*Material provided*

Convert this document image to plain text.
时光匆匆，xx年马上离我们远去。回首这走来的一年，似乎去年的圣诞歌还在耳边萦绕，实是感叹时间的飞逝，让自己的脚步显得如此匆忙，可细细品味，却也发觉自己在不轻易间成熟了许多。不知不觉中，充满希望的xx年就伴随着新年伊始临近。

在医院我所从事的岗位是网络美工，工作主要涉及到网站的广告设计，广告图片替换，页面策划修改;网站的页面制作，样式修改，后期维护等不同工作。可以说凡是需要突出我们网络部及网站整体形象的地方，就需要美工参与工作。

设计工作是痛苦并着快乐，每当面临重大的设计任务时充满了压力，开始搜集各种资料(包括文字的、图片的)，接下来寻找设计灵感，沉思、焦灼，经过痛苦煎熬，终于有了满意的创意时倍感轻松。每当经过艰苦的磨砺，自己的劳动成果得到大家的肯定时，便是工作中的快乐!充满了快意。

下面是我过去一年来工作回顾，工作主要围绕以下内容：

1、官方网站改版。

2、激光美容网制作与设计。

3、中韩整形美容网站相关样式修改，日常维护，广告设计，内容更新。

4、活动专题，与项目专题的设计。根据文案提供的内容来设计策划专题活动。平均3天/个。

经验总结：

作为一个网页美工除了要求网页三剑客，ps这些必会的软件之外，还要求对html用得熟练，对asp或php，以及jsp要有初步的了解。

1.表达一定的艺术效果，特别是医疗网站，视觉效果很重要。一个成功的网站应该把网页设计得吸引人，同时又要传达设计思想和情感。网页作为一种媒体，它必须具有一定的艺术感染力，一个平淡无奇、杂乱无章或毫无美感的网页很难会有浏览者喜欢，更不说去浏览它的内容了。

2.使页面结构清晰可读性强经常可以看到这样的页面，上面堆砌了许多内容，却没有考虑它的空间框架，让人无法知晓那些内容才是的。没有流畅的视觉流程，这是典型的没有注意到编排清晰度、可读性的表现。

*Task directions*
Return the material exactly as it stands.

*Finished answer*
Convert this document image to plain text.
时光匆匆，xx年马上离我们远去。回首这走来的一年，似乎去年的圣诞歌还在耳边萦绕，实是感叹时间的飞逝，让自己的脚步显得如此匆忙，可细细品味，却也发觉自己在不轻易间成熟了许多。不知不觉中，充满希望的xx年就伴随着新年伊始临近。

在医院我所从事的岗位是网络美工，工作主要涉及到网站的广告设计，广告图片替换，页面策划修改;网站的页面制作，样式修改，后期维护等不同工作。可以说凡是需要突出我们网络部及网站整体形象的地方，就需要美工参与工作。

设计工作是痛苦并着快乐，每当面临重大的设计任务时充满了压力，开始搜集各种资料(包括文字的、图片的)，接下来寻找设计灵感，沉思、焦灼，经过痛苦煎熬，终于有了满意的创意时倍感轻松。每当经过艰苦的磨砺，自己的劳动成果得到大家的肯定时，便是工作中的快乐!充满了快意。

下面是我过去一年来工作回顾，工作主要围绕以下内容：

1、官方网站改版。

2、激光美容网制作与设计。

3、中韩整形美容网站相关样式修改，日常维护，广告设计，内容更新。

4、活动专题，与项目专题的设计。根据文案提供的内容来设计策划专题活动。平均3天/个。

经验总结：

作为一个网页美工除了要求网页三剑客，ps这些必会的软件之外，还要求对html用得熟练，对asp或php，以及jsp要有初步的了解。

1.表达一定的艺术效果，特别是医疗网站，视觉效果很重要。一个成功的网站应该把网页设计得吸引人，同时又要传达设计思想和情感。网页作为一种媒体，它必须具有一定的艺术感染力，一个平淡无奇、杂乱无章或毫无美感的网页很难会有浏览者喜欢，更不说去浏览它的内容了。

2.使页面结构清晰可读性强经常可以看到这样的页面，上面堆砌了许多内容，却没有考虑它的空间框架，让人无法知晓那些内容才是的。没有流畅的视觉流程，这是典型的没有注意到编排清晰度、可读性的表现。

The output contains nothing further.